* **Work required**: Repeat the material exactly, every line of it.

* **Data for the task**:
.....
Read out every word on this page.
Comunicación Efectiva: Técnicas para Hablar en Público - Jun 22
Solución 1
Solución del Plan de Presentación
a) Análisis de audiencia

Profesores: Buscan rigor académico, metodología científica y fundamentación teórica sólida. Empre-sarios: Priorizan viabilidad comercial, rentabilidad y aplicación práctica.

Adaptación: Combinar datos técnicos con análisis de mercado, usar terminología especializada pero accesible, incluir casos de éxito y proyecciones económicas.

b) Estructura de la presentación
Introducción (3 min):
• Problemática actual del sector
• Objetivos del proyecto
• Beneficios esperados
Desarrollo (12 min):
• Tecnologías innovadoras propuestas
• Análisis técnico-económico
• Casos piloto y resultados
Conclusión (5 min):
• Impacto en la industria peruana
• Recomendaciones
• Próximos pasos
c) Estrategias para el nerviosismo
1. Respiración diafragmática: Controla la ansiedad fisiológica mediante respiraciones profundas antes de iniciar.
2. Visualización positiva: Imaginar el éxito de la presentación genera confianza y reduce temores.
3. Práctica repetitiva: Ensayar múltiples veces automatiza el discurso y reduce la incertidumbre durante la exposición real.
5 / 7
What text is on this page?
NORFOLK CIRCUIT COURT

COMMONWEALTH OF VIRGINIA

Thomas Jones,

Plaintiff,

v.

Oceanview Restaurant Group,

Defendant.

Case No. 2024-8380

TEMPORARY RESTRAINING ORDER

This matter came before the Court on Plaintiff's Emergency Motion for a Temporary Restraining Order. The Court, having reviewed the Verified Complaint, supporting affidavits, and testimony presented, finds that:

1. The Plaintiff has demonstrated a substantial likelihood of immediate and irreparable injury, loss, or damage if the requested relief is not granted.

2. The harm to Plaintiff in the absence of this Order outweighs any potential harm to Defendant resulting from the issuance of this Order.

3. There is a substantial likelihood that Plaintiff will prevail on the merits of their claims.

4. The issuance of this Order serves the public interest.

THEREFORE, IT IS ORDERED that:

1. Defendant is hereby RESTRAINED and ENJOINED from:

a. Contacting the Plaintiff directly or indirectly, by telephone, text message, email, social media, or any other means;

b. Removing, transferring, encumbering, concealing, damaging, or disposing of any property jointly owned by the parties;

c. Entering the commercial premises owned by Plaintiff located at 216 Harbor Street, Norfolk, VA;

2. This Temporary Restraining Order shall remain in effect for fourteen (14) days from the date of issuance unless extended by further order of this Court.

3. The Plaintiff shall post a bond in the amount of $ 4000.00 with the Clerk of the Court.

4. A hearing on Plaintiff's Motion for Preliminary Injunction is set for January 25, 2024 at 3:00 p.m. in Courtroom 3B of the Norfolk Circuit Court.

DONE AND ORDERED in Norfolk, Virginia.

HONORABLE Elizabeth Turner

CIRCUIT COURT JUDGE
.....
* **Solution for this task**:
Read out every word on this page.
Comunicación Efectiva: Técnicas para Hablar en Público - Jun 22
Solución 1
Solución del Plan de Presentación
a) Análisis de audiencia

Profesores: Buscan rigor académico, metodología científica y fundamentación teórica sólida. Empre-sarios: Priorizan viabilidad comercial, rentabilidad y aplicación práctica.

Adaptación: Combinar datos técnicos con análisis de mercado, usar terminología especializada pero accesible, incluir casos de éxito y proyecciones económicas.

b) Estructura de la presentación
Introducción (3 min):
• Problemática actual del sector
• Objetivos del proyecto
• Beneficios esperados
Desarrollo (12 min):
• Tecnologías innovadoras propuestas
• Análisis técnico-económico
• Casos piloto y resultados
Conclusión (5 min):
• Impacto en la industria peruana
• Recomendaciones
• Próximos pasos
c) Estrategias para el nerviosismo
1. Respiración diafragmática: Controla la ansiedad fisiológica mediante respiraciones profundas antes de iniciar.
2. Visualización positiva: Imaginar el éxito de la presentación genera confianza y reduce temores.
3. Práctica repetitiva: Ensayar múltiples veces automatiza el discurso y reduce la incertidumbre durante la exposición real.
5 / 7
What text is on this page?
NORFOLK CIRCUIT COURT

COMMONWEALTH OF VIRGINIA

Thomas Jones,

Plaintiff,

v.

Oceanview Restaurant Group,

Defendant.

Case No. 2024-8380

TEMPORARY RESTRAINING ORDER

This matter came before the Court on Plaintiff's Emergency Motion for a Temporary Restraining Order. The Court, having reviewed the Verified Complaint, supporting affidavits, and testimony presented, finds that:

1. The Plaintiff has demonstrated a substantial likelihood of immediate and irreparable injury, loss, or damage if the requested relief is not granted.

2. The harm to Plaintiff in the absence of this Order outweighs any potential harm to Defendant resulting from the issuance of this Order.

3. There is a substantial likelihood that Plaintiff will prevail on the merits of their claims.

4. The issuance of this Order serves the public interest.

THEREFORE, IT IS ORDERED that:

1. Defendant is hereby RESTRAINED and ENJOINED from:

a. Contacting the Plaintiff directly or indirectly, by telephone, text message, email, social media, or any other means;

b. Removing, transferring, encumbering, concealing, damaging, or disposing of any property jointly owned by the parties;

c. Entering the commercial premises owned by Plaintiff located at 216 Harbor Street, Norfolk, VA;

2. This Temporary Restraining Order shall remain in effect for fourteen (14) days from the date of issuance unless extended by further order of this Court.

3. The Plaintiff shall post a bond in the amount of $ 4000.00 with the Clerk of the Court.

4. A hearing on Plaintiff's Motion for Preliminary Injunction is set for January 25, 2024 at 3:00 p.m. in Courtroom 3B of the Norfolk Circuit Court.

DONE AND ORDERED in Norfolk, Virginia.

HONORABLE Elizabeth Turner

CIRCUIT COURT JUDGE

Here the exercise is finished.